- _Goal of the exercise_
Set out everything from the start of the records down to the line containing "The tongue 51A is at (305, 282).", inclusive, as a JSON list of strings with one string per line and blank lines dropped. Leave the pictures out of the answer.
═══ Data rows
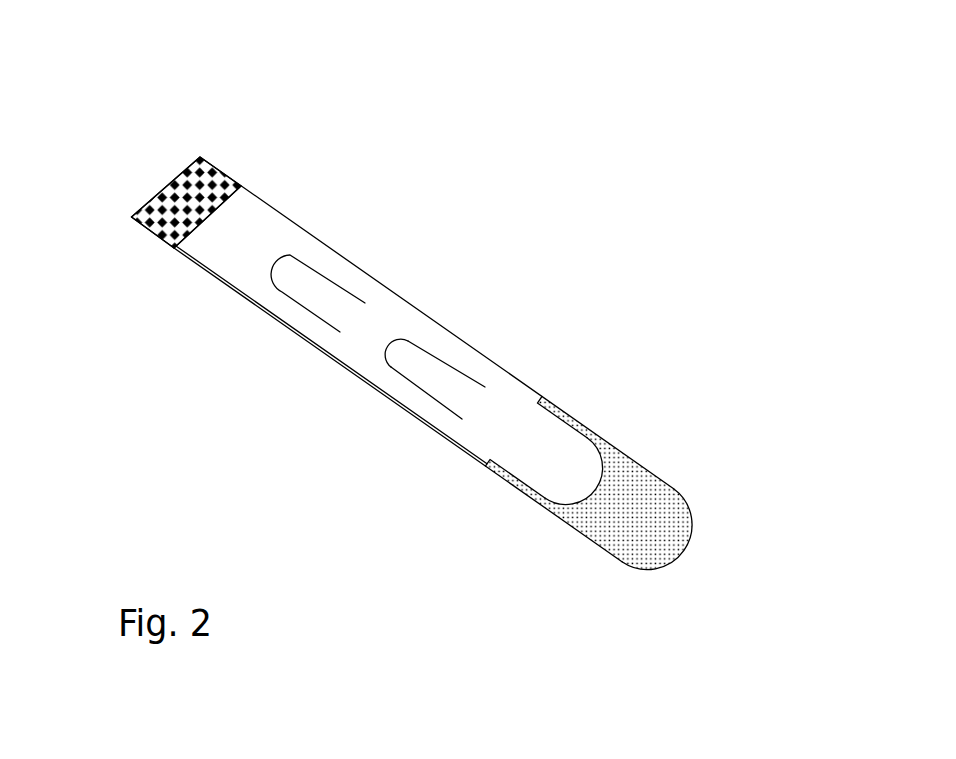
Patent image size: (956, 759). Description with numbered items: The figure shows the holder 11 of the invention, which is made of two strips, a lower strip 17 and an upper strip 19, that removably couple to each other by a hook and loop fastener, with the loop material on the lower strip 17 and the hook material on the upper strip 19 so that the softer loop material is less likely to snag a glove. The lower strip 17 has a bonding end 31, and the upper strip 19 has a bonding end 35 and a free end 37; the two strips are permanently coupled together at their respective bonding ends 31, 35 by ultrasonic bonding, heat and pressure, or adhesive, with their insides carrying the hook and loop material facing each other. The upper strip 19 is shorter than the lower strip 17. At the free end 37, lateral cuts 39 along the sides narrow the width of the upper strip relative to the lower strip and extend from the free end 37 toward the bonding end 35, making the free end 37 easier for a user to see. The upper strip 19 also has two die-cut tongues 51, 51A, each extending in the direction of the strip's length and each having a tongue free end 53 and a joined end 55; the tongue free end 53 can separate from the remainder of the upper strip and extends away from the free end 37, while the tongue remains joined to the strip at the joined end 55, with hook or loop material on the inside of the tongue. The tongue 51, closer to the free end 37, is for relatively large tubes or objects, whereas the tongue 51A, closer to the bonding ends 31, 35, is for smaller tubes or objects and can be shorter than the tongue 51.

The holder 11 is at (435, 359).
The lower strip 17 is at (652, 567).
The upper strip 19 is at (328, 343).
The bonding end 31 is at (169, 134).
The bonding end 35 is at (178, 193).
The free end 37 is at (598, 488).
The lateral cuts 39 is at (570, 425).
The tongue 51 is at (427, 387).
The tongue 51A is at (305, 282).
The tongue free end 53 is at (392, 348).
The joined end 55 is at (460, 402).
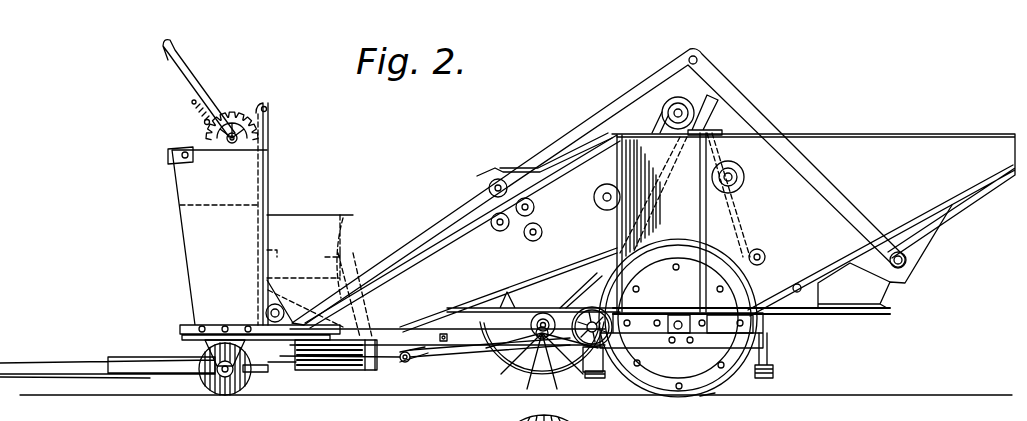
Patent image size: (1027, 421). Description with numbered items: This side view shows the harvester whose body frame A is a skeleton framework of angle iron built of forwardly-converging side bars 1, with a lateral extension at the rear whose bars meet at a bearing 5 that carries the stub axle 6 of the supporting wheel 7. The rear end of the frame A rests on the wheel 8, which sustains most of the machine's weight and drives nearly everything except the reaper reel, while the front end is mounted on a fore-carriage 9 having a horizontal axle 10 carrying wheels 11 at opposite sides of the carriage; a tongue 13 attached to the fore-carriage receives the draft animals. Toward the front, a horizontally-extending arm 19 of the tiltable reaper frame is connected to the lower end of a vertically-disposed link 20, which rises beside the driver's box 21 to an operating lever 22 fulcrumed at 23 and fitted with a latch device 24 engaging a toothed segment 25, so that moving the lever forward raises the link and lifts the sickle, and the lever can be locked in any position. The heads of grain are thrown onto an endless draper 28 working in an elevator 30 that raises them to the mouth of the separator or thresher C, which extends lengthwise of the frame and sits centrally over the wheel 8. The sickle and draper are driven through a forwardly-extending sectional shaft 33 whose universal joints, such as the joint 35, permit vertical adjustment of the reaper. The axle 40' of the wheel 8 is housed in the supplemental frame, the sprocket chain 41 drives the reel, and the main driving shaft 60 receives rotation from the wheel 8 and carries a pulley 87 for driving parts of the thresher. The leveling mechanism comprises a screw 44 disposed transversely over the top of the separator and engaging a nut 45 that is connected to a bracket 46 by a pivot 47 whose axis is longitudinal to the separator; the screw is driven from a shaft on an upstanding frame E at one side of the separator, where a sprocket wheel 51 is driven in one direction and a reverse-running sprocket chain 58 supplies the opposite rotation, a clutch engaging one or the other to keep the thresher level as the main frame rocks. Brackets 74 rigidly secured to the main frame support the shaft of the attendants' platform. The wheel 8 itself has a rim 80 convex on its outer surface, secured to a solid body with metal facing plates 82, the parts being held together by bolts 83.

The side bars 1 is at (388, 331).
The bearing 5 is at (537, 337).
The stub axle 6 is at (545, 314).
The supporting wheel 7 is at (500, 390).
The wheel 8 is at (678, 318).
The fore-carriage 9 is at (225, 353).
The horizontal axle 10 is at (236, 372).
The wheels 11 is at (213, 393).
The tongue 13 is at (67, 366).
The arm 19 is at (282, 364).
The link 20 is at (269, 196).
The driver's box 21 is at (254, 243).
The operating lever 22 is at (197, 79).
The fulcrum 23 is at (232, 144).
The latch device 24 is at (205, 122).
The toothed segment 25 is at (238, 113).
The draper 28 is at (330, 368).
The elevator 30 is at (365, 358).
The shaft 33 is at (437, 353).
The universal joint 35 is at (405, 362).
The axle 40' is at (677, 305).
The sprocket chain 41 is at (730, 324).
The leveling screw 44 is at (675, 130).
The nut 45 is at (680, 98).
The bracket 46 is at (717, 138).
The pivot 47 is at (692, 162).
The sprocket wheel 51 is at (658, 113).
The sprocket chain 58 is at (590, 277).
The main driving shaft 60 is at (585, 352).
The brackets 74 is at (598, 378).
The rim 80 is at (570, 418).
The facing plates 82 is at (712, 394).
The bolts 83 is at (700, 366).
The pulley 87 is at (603, 332).
The body frame A is at (374, 372).
The separator C is at (505, 232).
The upstanding frame E is at (718, 120).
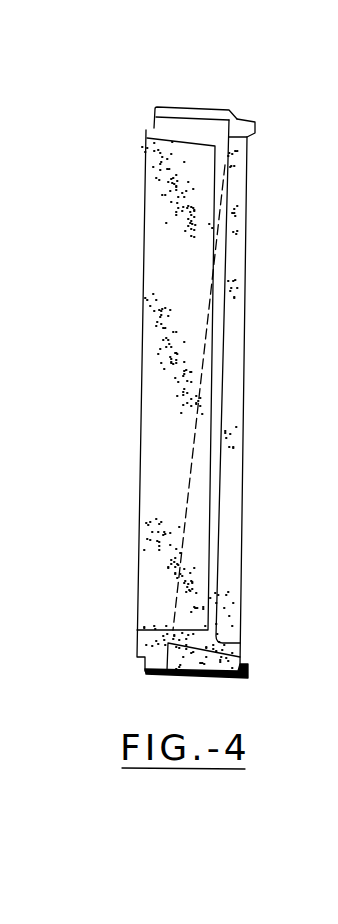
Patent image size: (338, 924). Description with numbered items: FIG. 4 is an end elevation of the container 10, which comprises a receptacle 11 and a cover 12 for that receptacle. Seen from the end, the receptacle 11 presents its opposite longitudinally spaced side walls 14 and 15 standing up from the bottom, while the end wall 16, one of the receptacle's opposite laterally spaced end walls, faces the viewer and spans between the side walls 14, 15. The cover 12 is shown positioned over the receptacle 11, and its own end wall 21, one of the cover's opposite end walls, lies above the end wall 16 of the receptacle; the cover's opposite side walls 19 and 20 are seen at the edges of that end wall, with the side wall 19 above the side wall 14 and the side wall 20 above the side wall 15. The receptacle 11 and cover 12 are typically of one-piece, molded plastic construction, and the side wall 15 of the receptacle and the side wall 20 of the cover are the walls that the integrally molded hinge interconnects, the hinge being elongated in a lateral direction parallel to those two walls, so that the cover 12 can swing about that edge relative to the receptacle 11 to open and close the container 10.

The container 10 is at (132, 113).
The receptacle 11 is at (242, 212).
The cover 12 is at (148, 467).
The side wall 14 is at (207, 674).
The side wall 15 is at (241, 118).
The end wall 16 is at (236, 376).
The side wall 19 is at (153, 674).
The side wall 20 is at (188, 107).
The end wall 21 is at (153, 328).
══════
- _Answer to this exercise_
[
  "Patent image size: (956, 759). Description with numbered items: The figure shows the holder 11 of the invention, which is made of two strips, a lower strip 17 and an upper strip 19, that removably couple to each other by a hook and loop fastener, with the loop material on the lower strip 17 and the hook material on the upper strip 19 so that the softer loop material is less likely to snag a glove. The lower strip 17 has a bonding end 31, and the upper strip 19 has a bonding end 35 and a free end 37; the two strips are permanently coupled together at their respective bonding ends 31, 35 by ultrasonic bonding, heat and pressure, or adhesive, with their insides carrying the hook and loop material facing each other. The upper strip 19 is shorter than the lower strip 17. At the free end 37, lateral cuts 39 along the sides narrow the width of the upper strip relative to the lower strip and extend from the free end 37 toward the bonding end 35, making the free end 37 easier for a user to see. The upper strip 19 also has two die-cut tongues 51, 51A, each extending in the direction of the strip's length and each having a tongue free end 53 and a joined end 55; the tongue free end 53 can separate from the remainder of the upper strip and extends away from the free end 37, while the tongue remains joined to the strip at the joined end 55, with hook or loop material on the inside of the tongue. The tongue 51, closer to the free end 37, is for relatively large tubes or objects, whereas the tongue 51A, closer to the bonding ends 31, 35, is for smaller tubes or objects and can be shorter than the tongue 51.",
  "The holder 11 is at (435, 359).",
  "The lower strip 17 is at (652, 567).",
  "The upper strip 19 is at (328, 343).",
  "The bonding end 31 is at (169, 134).",
  "The bonding end 35 is at (178, 193).",
  "The free end 37 is at (598, 488).",
  "The lateral cuts 39 is at (570, 425).",
  "The tongue 51 is at (427, 387).",
  "The tongue 51A is at (305, 282)."
]